Extract provided
::::::
Questions, misconceptions addressed at hearing on infrastructure district
EPHRAIM—An official of the Utah Inland Port Authority and a bond specialist from Zions Bank provided details, cleared up some misconceptions and assuaged some fears during a public hearing on a potential “Public Infrastructure District” (PID) last week.
The PIDs are being created around Utah as mechanisms for financing roads, sewer systems and other improvements that local governments or private developers might not be able to afford on their own.
At the hearing before the Ephraim City Council on Wednesday, Feb. 5, Jenna Draper, Central Utah director for the Utah Inland Port Authority, said getting such improvements in place can be the linchpin that makes economic growth possible.
“The most important thing we look at when agreeing to do these (PIDs) is what’s called a ‘but for’ statement,” she said. “It simply means that if not for this tool…we would not be able to have this development.”
UIPA, an operation set up by the Utah Legislature, has defined “project areas” all around the state, including in Sanpete County. The areas are recommended by local governments, such as counties and cities, as sites with potential for economic development. One such project area takes in Ephraim Crossing, a mixed housing, business and industrial development southwest of McDonald’s.
::::::
Data for analysis
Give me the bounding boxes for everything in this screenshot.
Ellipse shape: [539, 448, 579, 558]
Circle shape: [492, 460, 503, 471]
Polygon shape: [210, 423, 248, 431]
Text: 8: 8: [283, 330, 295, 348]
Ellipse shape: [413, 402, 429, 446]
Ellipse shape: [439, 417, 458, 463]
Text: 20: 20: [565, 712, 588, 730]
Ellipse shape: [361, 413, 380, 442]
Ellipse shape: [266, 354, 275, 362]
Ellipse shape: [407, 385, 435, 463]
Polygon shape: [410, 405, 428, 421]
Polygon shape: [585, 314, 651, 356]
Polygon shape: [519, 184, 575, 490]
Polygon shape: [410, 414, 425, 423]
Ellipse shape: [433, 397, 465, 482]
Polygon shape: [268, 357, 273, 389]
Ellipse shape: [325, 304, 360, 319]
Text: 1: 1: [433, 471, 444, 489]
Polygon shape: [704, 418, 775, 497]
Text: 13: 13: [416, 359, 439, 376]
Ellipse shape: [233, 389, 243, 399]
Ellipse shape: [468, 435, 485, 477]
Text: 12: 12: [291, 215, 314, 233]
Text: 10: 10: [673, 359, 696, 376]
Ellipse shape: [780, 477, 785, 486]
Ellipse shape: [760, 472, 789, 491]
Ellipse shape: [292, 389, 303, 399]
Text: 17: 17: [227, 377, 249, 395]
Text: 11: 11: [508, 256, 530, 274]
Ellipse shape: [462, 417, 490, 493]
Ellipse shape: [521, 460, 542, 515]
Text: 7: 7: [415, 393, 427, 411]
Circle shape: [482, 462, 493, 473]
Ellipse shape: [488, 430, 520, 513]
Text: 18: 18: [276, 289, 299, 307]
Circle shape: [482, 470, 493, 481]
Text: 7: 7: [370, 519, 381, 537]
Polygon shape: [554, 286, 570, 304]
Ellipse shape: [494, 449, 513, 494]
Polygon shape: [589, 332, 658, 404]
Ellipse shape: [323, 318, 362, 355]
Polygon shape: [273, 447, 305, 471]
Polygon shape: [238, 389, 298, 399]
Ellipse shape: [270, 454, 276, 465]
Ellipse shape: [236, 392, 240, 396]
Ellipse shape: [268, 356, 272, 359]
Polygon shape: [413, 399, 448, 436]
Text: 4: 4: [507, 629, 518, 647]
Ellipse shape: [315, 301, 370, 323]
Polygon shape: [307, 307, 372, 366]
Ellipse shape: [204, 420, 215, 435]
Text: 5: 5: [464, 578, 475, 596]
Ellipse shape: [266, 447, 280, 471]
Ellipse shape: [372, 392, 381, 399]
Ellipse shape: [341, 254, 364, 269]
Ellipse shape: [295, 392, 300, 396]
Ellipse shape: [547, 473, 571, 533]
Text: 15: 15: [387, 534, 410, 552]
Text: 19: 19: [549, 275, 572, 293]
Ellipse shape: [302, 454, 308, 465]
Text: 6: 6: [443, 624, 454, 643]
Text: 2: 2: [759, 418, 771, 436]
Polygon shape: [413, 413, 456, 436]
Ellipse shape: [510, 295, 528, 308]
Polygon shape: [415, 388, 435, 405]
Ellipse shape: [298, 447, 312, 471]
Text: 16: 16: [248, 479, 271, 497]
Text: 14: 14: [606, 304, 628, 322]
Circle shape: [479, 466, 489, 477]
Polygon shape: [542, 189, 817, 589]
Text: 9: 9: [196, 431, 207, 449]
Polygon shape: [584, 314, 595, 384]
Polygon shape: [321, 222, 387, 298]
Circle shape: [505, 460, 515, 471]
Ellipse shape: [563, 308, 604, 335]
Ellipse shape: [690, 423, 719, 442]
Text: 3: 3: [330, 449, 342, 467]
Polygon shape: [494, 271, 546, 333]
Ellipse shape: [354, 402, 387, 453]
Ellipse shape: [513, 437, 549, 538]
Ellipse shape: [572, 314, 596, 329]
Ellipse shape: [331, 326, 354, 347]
::::::
Problems to solve
1 - In the infrastructure district article, why are Public Infrastructure Districts being created around Utah? Answer in one to three sentences.
2 - Please quote the infrastructure district article between "The PIDs are" and "on their own.", inclusive.
The listing can be set aside.

Results of the tasks
1 - They are being created to finance roads, sewer systems and other improvements. Local governments or private developers might not be able to afford these on their own.

2 -
The PIDs are being created around Utah as mechanisms for financing roads, sewer systems and other improvements that local governments or private developers might not be able to afford on their own.